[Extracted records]

+---+

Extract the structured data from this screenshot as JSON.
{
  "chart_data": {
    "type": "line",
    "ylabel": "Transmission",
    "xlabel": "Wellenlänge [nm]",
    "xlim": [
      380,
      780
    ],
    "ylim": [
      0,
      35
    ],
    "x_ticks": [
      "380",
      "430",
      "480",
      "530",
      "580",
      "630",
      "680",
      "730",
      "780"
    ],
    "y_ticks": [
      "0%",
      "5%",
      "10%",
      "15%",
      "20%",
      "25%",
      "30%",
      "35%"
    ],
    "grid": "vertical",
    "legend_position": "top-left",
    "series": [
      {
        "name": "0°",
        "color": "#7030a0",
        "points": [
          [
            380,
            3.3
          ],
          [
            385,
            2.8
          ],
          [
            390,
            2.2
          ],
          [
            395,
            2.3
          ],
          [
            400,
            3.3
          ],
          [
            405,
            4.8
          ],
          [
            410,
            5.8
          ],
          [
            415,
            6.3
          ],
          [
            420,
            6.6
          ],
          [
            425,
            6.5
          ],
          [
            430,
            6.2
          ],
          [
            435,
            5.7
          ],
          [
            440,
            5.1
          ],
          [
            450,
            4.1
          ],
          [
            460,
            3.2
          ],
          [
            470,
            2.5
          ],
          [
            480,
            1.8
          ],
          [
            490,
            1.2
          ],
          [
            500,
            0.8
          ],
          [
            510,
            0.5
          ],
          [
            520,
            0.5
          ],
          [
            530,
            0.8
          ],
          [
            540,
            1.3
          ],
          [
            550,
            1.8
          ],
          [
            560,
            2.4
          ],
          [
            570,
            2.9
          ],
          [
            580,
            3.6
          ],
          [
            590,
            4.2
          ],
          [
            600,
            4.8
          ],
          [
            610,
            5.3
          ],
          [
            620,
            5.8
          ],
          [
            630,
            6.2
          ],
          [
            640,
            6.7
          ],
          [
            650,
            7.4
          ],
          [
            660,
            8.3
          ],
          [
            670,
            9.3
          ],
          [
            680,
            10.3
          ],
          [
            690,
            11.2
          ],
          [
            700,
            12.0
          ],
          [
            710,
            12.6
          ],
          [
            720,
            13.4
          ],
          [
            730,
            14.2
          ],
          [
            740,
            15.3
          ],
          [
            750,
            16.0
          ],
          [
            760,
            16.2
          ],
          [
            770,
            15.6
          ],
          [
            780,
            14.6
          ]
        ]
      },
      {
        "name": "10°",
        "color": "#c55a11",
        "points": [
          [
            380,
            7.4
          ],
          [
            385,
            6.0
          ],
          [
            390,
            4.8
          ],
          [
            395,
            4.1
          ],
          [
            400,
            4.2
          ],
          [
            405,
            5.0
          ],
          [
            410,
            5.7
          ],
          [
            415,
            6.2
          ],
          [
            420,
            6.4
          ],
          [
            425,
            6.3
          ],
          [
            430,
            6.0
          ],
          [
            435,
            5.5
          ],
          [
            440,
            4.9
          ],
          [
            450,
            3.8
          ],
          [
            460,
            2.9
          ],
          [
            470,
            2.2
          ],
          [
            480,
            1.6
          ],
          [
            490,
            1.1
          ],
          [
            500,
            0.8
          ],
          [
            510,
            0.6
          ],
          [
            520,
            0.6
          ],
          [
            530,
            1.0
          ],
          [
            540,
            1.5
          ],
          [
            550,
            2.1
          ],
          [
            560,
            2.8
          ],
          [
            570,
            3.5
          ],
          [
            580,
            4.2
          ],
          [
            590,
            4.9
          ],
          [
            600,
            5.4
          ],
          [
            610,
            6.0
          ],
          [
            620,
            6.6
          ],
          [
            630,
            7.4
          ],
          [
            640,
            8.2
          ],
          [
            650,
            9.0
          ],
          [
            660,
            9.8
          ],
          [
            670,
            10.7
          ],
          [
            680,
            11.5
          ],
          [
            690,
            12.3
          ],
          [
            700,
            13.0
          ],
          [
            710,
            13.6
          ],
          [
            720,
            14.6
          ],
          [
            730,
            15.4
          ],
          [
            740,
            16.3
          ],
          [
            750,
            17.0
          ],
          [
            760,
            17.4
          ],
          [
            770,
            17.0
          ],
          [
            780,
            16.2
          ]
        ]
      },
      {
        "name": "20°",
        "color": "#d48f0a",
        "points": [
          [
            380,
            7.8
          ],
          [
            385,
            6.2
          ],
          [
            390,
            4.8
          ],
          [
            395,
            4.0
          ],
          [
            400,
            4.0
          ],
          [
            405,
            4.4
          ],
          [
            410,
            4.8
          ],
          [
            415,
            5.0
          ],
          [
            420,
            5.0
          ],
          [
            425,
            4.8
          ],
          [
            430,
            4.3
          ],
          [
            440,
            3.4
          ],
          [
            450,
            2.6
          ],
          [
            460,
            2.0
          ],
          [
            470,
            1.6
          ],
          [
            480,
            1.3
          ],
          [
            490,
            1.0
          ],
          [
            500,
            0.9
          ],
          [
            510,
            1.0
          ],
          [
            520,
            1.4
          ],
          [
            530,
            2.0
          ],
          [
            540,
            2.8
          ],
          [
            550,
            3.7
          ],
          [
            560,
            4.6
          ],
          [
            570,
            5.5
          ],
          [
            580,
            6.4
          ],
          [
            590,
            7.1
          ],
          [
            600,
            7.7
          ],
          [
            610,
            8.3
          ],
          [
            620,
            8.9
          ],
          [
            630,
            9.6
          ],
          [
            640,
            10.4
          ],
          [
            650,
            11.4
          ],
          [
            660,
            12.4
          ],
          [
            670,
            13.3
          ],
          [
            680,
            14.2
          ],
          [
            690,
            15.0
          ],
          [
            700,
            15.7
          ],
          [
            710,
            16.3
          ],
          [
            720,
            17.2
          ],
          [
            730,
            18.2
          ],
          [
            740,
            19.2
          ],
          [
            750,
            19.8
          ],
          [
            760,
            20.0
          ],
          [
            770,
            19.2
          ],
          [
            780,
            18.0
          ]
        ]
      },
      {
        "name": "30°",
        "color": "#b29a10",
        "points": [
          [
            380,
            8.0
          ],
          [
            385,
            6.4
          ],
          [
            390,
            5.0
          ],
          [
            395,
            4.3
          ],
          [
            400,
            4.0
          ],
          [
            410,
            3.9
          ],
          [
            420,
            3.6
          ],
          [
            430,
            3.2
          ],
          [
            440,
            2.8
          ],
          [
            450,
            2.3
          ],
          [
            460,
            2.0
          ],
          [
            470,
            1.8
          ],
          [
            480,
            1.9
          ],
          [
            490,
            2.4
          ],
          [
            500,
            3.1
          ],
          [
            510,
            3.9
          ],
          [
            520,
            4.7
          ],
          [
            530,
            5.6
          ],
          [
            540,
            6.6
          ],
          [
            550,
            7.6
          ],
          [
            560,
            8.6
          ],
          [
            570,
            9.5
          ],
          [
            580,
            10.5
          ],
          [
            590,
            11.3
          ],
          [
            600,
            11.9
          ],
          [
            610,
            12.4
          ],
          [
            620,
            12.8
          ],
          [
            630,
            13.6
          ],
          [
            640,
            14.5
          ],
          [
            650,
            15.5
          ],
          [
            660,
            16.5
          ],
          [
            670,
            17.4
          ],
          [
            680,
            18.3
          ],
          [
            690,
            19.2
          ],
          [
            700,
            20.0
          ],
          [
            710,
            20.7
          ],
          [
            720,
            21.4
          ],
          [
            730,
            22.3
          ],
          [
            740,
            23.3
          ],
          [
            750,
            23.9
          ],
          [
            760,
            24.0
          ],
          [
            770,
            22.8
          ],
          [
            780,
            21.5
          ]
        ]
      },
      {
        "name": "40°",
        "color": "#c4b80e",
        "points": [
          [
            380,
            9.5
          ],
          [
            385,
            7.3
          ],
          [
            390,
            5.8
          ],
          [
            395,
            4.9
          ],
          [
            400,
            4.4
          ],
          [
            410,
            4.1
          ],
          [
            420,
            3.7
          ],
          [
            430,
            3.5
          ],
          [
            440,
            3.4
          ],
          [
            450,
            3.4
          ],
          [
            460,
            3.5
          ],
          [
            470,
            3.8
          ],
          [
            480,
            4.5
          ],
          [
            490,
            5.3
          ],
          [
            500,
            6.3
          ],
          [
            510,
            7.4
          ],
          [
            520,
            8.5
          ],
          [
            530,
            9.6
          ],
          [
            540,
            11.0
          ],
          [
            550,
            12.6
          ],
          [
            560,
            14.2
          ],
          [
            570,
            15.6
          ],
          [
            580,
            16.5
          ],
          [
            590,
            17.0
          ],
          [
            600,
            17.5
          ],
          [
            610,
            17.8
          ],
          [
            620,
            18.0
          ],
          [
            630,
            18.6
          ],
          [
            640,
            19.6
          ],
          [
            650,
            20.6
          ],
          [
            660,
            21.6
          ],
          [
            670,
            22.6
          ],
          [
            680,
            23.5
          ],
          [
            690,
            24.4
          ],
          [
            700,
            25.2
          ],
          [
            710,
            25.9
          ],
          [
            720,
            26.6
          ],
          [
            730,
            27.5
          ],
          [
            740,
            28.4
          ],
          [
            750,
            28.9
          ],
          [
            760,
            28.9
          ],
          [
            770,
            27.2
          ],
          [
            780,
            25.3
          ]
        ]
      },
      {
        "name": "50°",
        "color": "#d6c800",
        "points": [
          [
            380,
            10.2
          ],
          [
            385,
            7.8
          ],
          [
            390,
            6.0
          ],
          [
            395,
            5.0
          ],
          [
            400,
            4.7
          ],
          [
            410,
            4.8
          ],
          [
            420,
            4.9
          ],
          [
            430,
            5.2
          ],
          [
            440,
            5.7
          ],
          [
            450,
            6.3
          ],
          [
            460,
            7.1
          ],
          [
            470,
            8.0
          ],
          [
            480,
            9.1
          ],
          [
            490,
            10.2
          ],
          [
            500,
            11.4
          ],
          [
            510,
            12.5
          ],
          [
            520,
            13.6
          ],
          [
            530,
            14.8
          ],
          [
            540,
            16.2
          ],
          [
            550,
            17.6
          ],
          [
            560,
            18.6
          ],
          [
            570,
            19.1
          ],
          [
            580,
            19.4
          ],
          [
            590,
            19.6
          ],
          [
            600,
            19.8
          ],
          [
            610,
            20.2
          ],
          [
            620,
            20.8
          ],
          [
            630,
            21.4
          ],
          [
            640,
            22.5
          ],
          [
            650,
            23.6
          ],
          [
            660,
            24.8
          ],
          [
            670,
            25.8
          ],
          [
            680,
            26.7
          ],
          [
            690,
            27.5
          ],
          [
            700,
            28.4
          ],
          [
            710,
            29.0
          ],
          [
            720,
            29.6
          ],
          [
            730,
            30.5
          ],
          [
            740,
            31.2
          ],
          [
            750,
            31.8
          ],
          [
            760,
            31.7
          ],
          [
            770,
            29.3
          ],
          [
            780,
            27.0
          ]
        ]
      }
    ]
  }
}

+---+

● What this task involves: Gather each line in these records that contains the string "name".

● Output:
        "name": "0°",
        "name": "10°",
        "name": "20°",
        "name": "30°",
        "name": "40°",
        "name": "50°",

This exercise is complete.